━━ Entries provided

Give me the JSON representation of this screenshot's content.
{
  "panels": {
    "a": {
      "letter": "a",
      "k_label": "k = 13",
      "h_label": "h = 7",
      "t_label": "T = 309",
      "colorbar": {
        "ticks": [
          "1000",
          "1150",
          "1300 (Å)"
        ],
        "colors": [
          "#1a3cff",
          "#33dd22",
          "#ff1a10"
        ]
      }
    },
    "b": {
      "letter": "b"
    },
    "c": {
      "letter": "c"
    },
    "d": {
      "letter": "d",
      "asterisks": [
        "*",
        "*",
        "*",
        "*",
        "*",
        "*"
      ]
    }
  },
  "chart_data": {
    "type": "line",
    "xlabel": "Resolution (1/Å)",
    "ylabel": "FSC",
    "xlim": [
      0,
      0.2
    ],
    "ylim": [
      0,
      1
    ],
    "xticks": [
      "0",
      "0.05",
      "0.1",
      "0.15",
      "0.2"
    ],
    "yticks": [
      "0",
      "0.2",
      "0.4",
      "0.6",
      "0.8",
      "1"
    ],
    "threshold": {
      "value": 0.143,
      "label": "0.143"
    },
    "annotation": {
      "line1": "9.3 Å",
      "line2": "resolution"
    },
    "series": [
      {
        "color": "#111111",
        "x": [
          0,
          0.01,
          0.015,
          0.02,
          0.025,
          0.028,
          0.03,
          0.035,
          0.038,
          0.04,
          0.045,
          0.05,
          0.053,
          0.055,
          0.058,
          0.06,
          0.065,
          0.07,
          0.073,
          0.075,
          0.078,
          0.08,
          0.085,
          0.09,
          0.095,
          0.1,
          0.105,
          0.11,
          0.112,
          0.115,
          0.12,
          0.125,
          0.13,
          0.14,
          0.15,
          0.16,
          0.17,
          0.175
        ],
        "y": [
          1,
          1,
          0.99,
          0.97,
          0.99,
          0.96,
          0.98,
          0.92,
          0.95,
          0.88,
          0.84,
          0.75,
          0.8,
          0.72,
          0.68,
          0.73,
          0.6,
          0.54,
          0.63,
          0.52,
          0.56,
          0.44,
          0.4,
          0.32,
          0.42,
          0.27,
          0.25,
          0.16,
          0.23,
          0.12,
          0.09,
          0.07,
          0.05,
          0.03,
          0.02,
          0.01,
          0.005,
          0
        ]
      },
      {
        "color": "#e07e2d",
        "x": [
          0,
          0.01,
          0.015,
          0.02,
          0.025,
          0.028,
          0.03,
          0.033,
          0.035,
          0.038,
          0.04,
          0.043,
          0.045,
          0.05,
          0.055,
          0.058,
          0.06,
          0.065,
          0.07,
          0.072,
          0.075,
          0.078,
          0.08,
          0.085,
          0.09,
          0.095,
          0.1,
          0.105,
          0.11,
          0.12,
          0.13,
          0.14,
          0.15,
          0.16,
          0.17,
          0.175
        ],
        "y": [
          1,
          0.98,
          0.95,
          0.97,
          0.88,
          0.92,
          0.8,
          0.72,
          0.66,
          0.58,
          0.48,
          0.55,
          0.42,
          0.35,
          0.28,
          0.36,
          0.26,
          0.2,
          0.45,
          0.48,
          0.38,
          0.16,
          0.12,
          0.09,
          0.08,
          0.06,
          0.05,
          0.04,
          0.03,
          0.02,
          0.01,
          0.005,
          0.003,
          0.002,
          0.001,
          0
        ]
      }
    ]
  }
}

━━━━

** Problem description **
Each line above must be printed exactly as it appears.

** The answer **
Give me the JSON representation of this screenshot's content.
{
  "panels": {
    "a": {
      "letter": "a",
      "k_label": "k = 13",
      "h_label": "h = 7",
      "t_label": "T = 309",
      "colorbar": {
        "ticks": [
          "1000",
          "1150",
          "1300 (Å)"
        ],
        "colors": [
          "#1a3cff",
          "#33dd22",
          "#ff1a10"
        ]
      }
    },
    "b": {
      "letter": "b"
    },
    "c": {
      "letter": "c"
    },
    "d": {
      "letter": "d",
      "asterisks": [
        "*",
        "*",
        "*",
        "*",
        "*",
        "*"
      ]
    }
  },
  "chart_data": {
    "type": "line",
    "xlabel": "Resolution (1/Å)",
    "ylabel": "FSC",
    "xlim": [
      0,
      0.2
    ],
    "ylim": [
      0,
      1
    ],
    "xticks": [
      "0",
      "0.05",
      "0.1",
      "0.15",
      "0.2"
    ],
    "yticks": [
      "0",
      "0.2",
      "0.4",
      "0.6",
      "0.8",
      "1"
    ],
    "threshold": {
      "value": 0.143,
      "label": "0.143"
    },
    "annotation": {
      "line1": "9.3 Å",
      "line2": "resolution"
    },
    "series": [
      {
        "color": "#111111",
        "x": [
          0,
          0.01,
          0.015,
          0.02,
          0.025,
          0.028,
          0.03,
          0.035,
          0.038,
          0.04,
          0.045,
          0.05,
          0.053,
          0.055,
          0.058,
          0.06,
          0.065,
          0.07,
          0.073,
          0.075,
          0.078,
          0.08,
          0.085,
          0.09,
          0.095,
          0.1,
          0.105,
          0.11,
          0.112,
          0.115,
          0.12,
          0.125,
          0.13,
          0.14,
          0.15,
          0.16,
          0.17,
          0.175
        ],
        "y": [
          1,
          1,
          0.99,
          0.97,
          0.99,
          0.96,
          0.98,
          0.92,
          0.95,
          0.88,
          0.84,
          0.75,
          0.8,
          0.72,
          0.68,
          0.73,
          0.6,
          0.54,
          0.63,
          0.52,
          0.56,
          0.44,
          0.4,
          0.32,
          0.42,
          0.27,
          0.25,
          0.16,
          0.23,
          0.12,
          0.09,
          0.07,
          0.05,
          0.03,
          0.02,
          0.01,
          0.005,
          0
        ]
      },
      {
        "color": "#e07e2d",
        "x": [
          0,
          0.01,
          0.015,
          0.02,
          0.025,
          0.028,
          0.03,
          0.033,
          0.035,
          0.038,
          0.04,
          0.043,
          0.045,
          0.05,
          0.055,
          0.058,
          0.06,
          0.065,
          0.07,
          0.072,
          0.075,
          0.078,
          0.08,
          0.085,
          0.09,
          0.095,
          0.1,
          0.105,
          0.11,
          0.12,
          0.13,
          0.14,
          0.15,
          0.16,
          0.17,
          0.175
        ],
        "y": [
          1,
          0.98,
          0.95,
          0.97,
          0.88,
          0.92,
          0.8,
          0.72,
          0.66,
          0.58,
          0.48,
          0.55,
          0.42,
          0.35,
          0.28,
          0.36,
          0.26,
          0.2,
          0.45,
          0.48,
          0.38,
          0.16,
          0.12,
          0.09,
          0.08,
          0.06,
          0.05,
          0.04,
          0.03,
          0.02,
          0.01,
          0.005,
          0.003,
          0.002,
          0.001,
          0
        ]
      }
    ]
  }
}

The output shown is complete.